ASSIGNMENT => What's wanted is each entry repeated verbatim, minus its images.

----- RECORD EXTRACTS

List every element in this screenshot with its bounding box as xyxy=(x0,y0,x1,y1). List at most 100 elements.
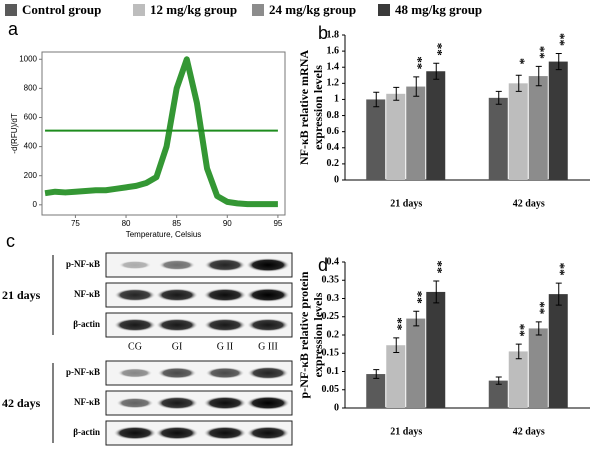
row-label: NF-κB xyxy=(74,397,100,407)
bar xyxy=(426,291,446,408)
bar xyxy=(508,83,528,180)
panel-label: b xyxy=(318,23,328,43)
y-tick-label: 800 xyxy=(24,83,38,92)
y-tick-label: 0.6 xyxy=(327,126,340,137)
blot-band xyxy=(246,396,290,410)
y-tick-label: 1 xyxy=(334,94,339,105)
error-bar xyxy=(515,74,522,92)
y-tick-label: 0.8 xyxy=(327,110,340,121)
x-axis-label: Temperature, Celsius xyxy=(126,230,202,239)
y-axis-label: expression levels xyxy=(311,292,325,377)
y-tick-label: 0.3 xyxy=(327,293,340,304)
y-tick-label: 1000 xyxy=(19,54,37,63)
blot-band xyxy=(157,367,197,379)
blot-band xyxy=(155,288,199,302)
significance-mark: ** xyxy=(430,260,445,273)
blot-band xyxy=(246,426,290,440)
x-tick-label: 21 days xyxy=(390,426,422,437)
plot-frame xyxy=(41,51,286,216)
y-tick-label: 0.05 xyxy=(322,384,340,395)
bar xyxy=(386,345,406,408)
y-tick-label: 0 xyxy=(33,200,38,209)
panel-label: a xyxy=(8,19,19,39)
blot-band xyxy=(113,318,157,332)
y-axis-label: p-NF-κB relative protein xyxy=(297,271,311,398)
group-label: 42 days xyxy=(2,396,41,410)
y-tick-label: 0.4 xyxy=(327,256,340,267)
significance-mark: ** xyxy=(553,263,568,276)
y-tick-label: 600 xyxy=(24,113,38,122)
x-tick-label: 42 days xyxy=(513,426,545,437)
x-tick-label: 21 days xyxy=(390,198,422,209)
y-tick-label: 1.8 xyxy=(327,29,340,40)
error-bar xyxy=(433,62,440,80)
x-tick-label: 90 xyxy=(223,219,232,228)
y-tick-label: 0.2 xyxy=(327,158,340,169)
legend-label: 12 mg/kg group xyxy=(150,2,237,17)
blot-band xyxy=(203,396,247,410)
legend-swatch xyxy=(252,4,264,16)
significance-mark: ** xyxy=(410,291,425,304)
blot-band xyxy=(247,366,289,380)
melt-curve xyxy=(44,56,278,208)
y-tick-label: 1.6 xyxy=(327,45,340,56)
y-tick-label: 200 xyxy=(24,171,38,180)
y-tick-label: 0 xyxy=(334,402,339,413)
error-bar xyxy=(535,321,542,336)
group-label: 21 days xyxy=(2,288,41,302)
significance-mark: ** xyxy=(390,317,405,330)
error-bar xyxy=(555,282,562,306)
bar xyxy=(386,93,406,180)
y-tick-label: 0.25 xyxy=(322,311,340,322)
bar xyxy=(406,86,426,180)
x-tick-label: 80 xyxy=(122,219,131,228)
bar xyxy=(488,380,508,408)
blot-band xyxy=(155,396,199,410)
significance-mark: * xyxy=(513,58,528,65)
error-bar xyxy=(433,280,440,304)
blot-band xyxy=(117,368,153,378)
blot-band xyxy=(114,288,156,302)
significance-mark: ** xyxy=(533,301,548,314)
y-tick-label: 1.4 xyxy=(327,62,340,73)
significance-mark: ** xyxy=(410,56,425,69)
blot-band xyxy=(113,426,157,440)
significance-mark: ** xyxy=(553,33,568,46)
lane-label: G II xyxy=(217,341,233,352)
x-tick-label: 75 xyxy=(71,219,80,228)
significance-mark: ** xyxy=(533,46,548,59)
y-tick-label: 0.2 xyxy=(327,329,340,340)
error-bar xyxy=(413,76,420,97)
error-bar xyxy=(373,91,380,108)
y-tick-label: 0.35 xyxy=(322,275,340,286)
blot-band xyxy=(204,258,246,272)
legend-label: 24 mg/kg group xyxy=(269,2,356,17)
error-bar xyxy=(495,90,502,105)
bar xyxy=(528,76,548,180)
row-label: p-NF-κB xyxy=(66,259,100,269)
bar xyxy=(488,97,508,180)
blot-band xyxy=(118,260,152,270)
blot-band xyxy=(203,426,247,440)
x-tick-label: 85 xyxy=(172,219,181,228)
lane-label: GI xyxy=(172,341,183,352)
y-axis-label: expression levels xyxy=(311,65,325,150)
legend-swatch xyxy=(133,4,145,16)
blot-band xyxy=(203,318,247,332)
panel-label: c xyxy=(6,231,15,251)
error-bar xyxy=(495,376,502,385)
lane-label: CG xyxy=(128,341,142,352)
blot-band xyxy=(155,426,199,440)
row-label: β-actin xyxy=(73,319,100,329)
bar xyxy=(406,318,426,408)
blot-band xyxy=(116,397,154,409)
row-label: β-actin xyxy=(73,427,100,437)
blot-band xyxy=(246,318,290,332)
row-label: NF-κB xyxy=(74,289,100,299)
bar xyxy=(366,99,386,180)
bar xyxy=(548,294,568,408)
bar xyxy=(366,374,386,408)
legend-label: 48 mg/kg group xyxy=(395,2,482,17)
error-bar xyxy=(515,343,522,360)
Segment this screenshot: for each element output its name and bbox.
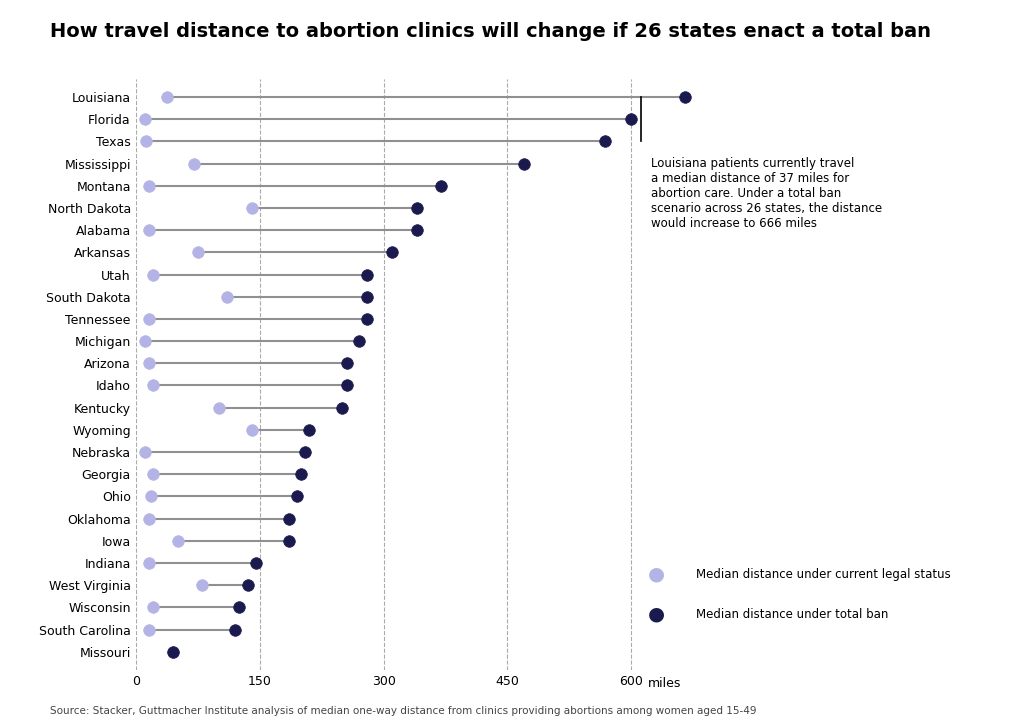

----------

SOLUTION =>
List every element in this screenshot with its bounding box as xyxy=(x0,y0,x1,y1). List at most 100 elements.
row-label: NF-κB xyxy=(74,397,100,407)
bar xyxy=(426,291,446,408)
bar xyxy=(508,83,528,180)
panel-label: b xyxy=(318,23,328,43)
y-tick-label: 800 xyxy=(24,83,38,92)
y-tick-label: 0.6 xyxy=(327,126,340,137)
blot-band xyxy=(246,396,290,410)
y-tick-label: 1 xyxy=(334,94,339,105)
error-bar xyxy=(515,74,522,92)
y-tick-label: 0.8 xyxy=(327,110,340,121)
x-axis-label: Temperature, Celsius xyxy=(126,230,202,239)
y-axis-label: expression levels xyxy=(311,292,325,377)
y-tick-label: 0.3 xyxy=(327,293,340,304)
y-tick-label: 1000 xyxy=(19,54,37,63)
blot-band xyxy=(157,367,197,379)
blot-band xyxy=(155,288,199,302)
significance-mark: ** xyxy=(430,260,445,273)
blot-band xyxy=(246,426,290,440)
x-tick-label: 21 days xyxy=(390,426,422,437)
plot-frame xyxy=(41,51,286,216)
y-tick-label: 0.05 xyxy=(322,384,340,395)
bar xyxy=(386,345,406,408)
y-tick-label: 0 xyxy=(33,200,38,209)
panel-label: a xyxy=(8,19,19,39)
blot-band xyxy=(113,318,157,332)
y-axis-label: p-NF-κB relative protein xyxy=(297,271,311,398)
group-label: 42 days xyxy=(2,396,41,410)
y-tick-label: 0.4 xyxy=(327,256,340,267)
significance-mark: ** xyxy=(553,263,568,276)
y-tick-label: 600 xyxy=(24,113,38,122)
x-tick-label: 42 days xyxy=(513,426,545,437)
x-tick-label: 21 days xyxy=(390,198,422,209)
y-tick-label: 1.8 xyxy=(327,29,340,40)
error-bar xyxy=(433,62,440,80)
x-tick-label: 90 xyxy=(223,219,232,228)
y-tick-label: 0.2 xyxy=(327,158,340,169)
legend-label: 12 mg/kg group xyxy=(150,2,237,17)
blot-band xyxy=(203,396,247,410)
legend-swatch xyxy=(252,4,264,16)
significance-mark: ** xyxy=(410,291,425,304)
blot-band xyxy=(247,366,289,380)
melt-curve xyxy=(44,56,278,208)
y-tick-label: 1.6 xyxy=(327,45,340,56)
y-tick-label: 200 xyxy=(24,171,38,180)
y-tick-label: 0 xyxy=(334,402,339,413)
error-bar xyxy=(535,321,542,336)
group-label: 21 days xyxy=(2,288,41,302)
significance-mark: ** xyxy=(390,317,405,330)
error-bar xyxy=(555,282,562,306)
bar xyxy=(386,93,406,180)
y-tick-label: 0.25 xyxy=(322,311,340,322)
bar xyxy=(406,86,426,180)
x-tick-label: 80 xyxy=(122,219,131,228)
bar xyxy=(488,380,508,408)
blot-band xyxy=(155,396,199,410)
significance-mark: * xyxy=(513,58,528,65)
error-bar xyxy=(433,280,440,304)
blot-band xyxy=(117,368,153,378)
blot-band xyxy=(114,288,156,302)
significance-mark: ** xyxy=(533,301,548,314)
y-tick-label: 1.4 xyxy=(327,62,340,73)
significance-mark: ** xyxy=(410,56,425,69)
blot-band xyxy=(113,426,157,440)
significance-mark: ** xyxy=(553,33,568,46)
lane-label: G II xyxy=(217,341,233,352)
x-tick-label: 75 xyxy=(71,219,80,228)
significance-mark: ** xyxy=(533,46,548,59)
y-tick-label: 0.2 xyxy=(327,329,340,340)
error-bar xyxy=(413,76,420,97)
error-bar xyxy=(373,91,380,108)
y-tick-label: 0.35 xyxy=(322,275,340,286)
blot-band xyxy=(204,258,246,272)
legend-label: 24 mg/kg group xyxy=(269,2,356,17)
error-bar xyxy=(495,90,502,105)
bar xyxy=(528,76,548,180)
row-label: p-NF-κB xyxy=(66,259,100,269)
bar xyxy=(488,97,508,180)
blot-band xyxy=(118,260,152,270)
blot-band xyxy=(203,426,247,440)
x-tick-label: 85 xyxy=(172,219,181,228)
lane-label: GI xyxy=(172,341,183,352)
y-axis-label: expression levels xyxy=(311,65,325,150)
legend-swatch xyxy=(133,4,145,16)
blot-band xyxy=(203,318,247,332)
panel-label: c xyxy=(6,231,15,251)
error-bar xyxy=(495,376,502,385)
lane-label: CG xyxy=(128,341,142,352)
blot-band xyxy=(155,426,199,440)
row-label: β-actin xyxy=(73,319,100,329)
bar xyxy=(406,318,426,408)
blot-band xyxy=(116,397,154,409)
row-label: β-actin xyxy=(73,427,100,437)
blot-band xyxy=(246,318,290,332)
row-label: NF-κB xyxy=(74,289,100,299)
bar xyxy=(366,99,386,180)
bar xyxy=(548,294,568,408)
bar xyxy=(366,374,386,408)
legend-label: 48 mg/kg group xyxy=(395,2,482,17)
error-bar xyxy=(515,343,522,360)
Segment this screenshot: for each element output its name and bbox.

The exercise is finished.